=== PASSAGE TO READ ===

I think the best way to cook a nice thick Tomahawk ribeye steak is with the reverse sear.

By slowly bringing up the internal temp, you get perfectly even doneness throughout the whole steak and then we give it the final sear to create a crust on the outside for that extra flavor and texture.

Eat the steak on its own holding it by the bone like a caveman, or slice it up and serve with a side of grilled asparagus and mushrooms.

Why the reverse sear is the best way to cook a thick steak

For home grilling a thick steak you can’t beat the reverse sear method. It creates perfect results every time, no matter the cut of steak or the BBQ used.

Just make sure you are cooking a thick steak (1½ – 2 inches thick minimum) as it doesn’t work well on steaks that are thinner.

Rather than using guesswork, you cook the steak low and slow, slowly bring up a steak to 15 degrees under your target done temp, take it off the heat and hold it under some foil. Check out our guide to steak doneness here for more tips.

What I mean by holding the temp, we aren’t resting it as a reverse seared steak does not need resting as we have raised the internal temperature so slowly. You just need to get your grill or pan roaring hot as soon as you can and then sear it on either side and you are done, perfect steak time after time, after time.

reverse seared tomahawk steak on a wooden board
With the reverse sear method, you will get a perfect steak time after time

I realize there are many ways to cook a steak and you can get great results using other methods but I feel this is the best way out of all the ways I’ve come across, to cook the perfect steak every single time.

Items that will help you cook these are:

Choosing the correct steak

Unfortunately, the reverse sear method cannot be used with just any size steak. It works best for steaks cut thicker than one and a half inches. That being said, when you cook a large, high quality steak like that, you can always share it like a mini roast.

The steak needs the thickness for the internal temperature to rise slowly. This helps cook the steak more evenly and allows for more precise control so you can take the steak off exactly when needed.

You will end up with no overcooked meat again, as long as you keep an eye on it.

=== RECORDED INFORMATION ===

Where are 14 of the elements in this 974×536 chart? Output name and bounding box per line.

===

* _EXERCISE INSTRUCTIONS_
Write the next part of the reverse-sear tomahawk steak text, starting right after its final sentence.

* _WRITTEN REPLY_
raw tomahawk steak on a wooden board
For the reverse sear method, it is best to use at least one and a half inches thick steak

The fact the internal temperature is rising at a slower rate than if you were searing your steak from the start like traditional methods, you have that precise control of being able to take it off the heat at the very exact time it is needed.

So any cut of steak is fine to use for the reverse sear method, as long as you can get a piece that is thicker than one and a half inches. 

My go to size when I order my steaks is 2” thick. Not only is it a great feed, it loos so impressively on the BBQ.

You can’t go wrong with ribeye or sirloin. In this case I went for the tomahawk which doesn’t really add any flavor but looks cool, and there’s some evidence the bone helps protect the meat and stop it from cooking too quickly.

How to flavor your steak

The age-old question, how much is too much. I think a lot of people see posts online these days of people smothering their steaks with three different rubs after covering them in salt for hours. Not realizing they are looking at someone’s preparation for a steak cooking competition.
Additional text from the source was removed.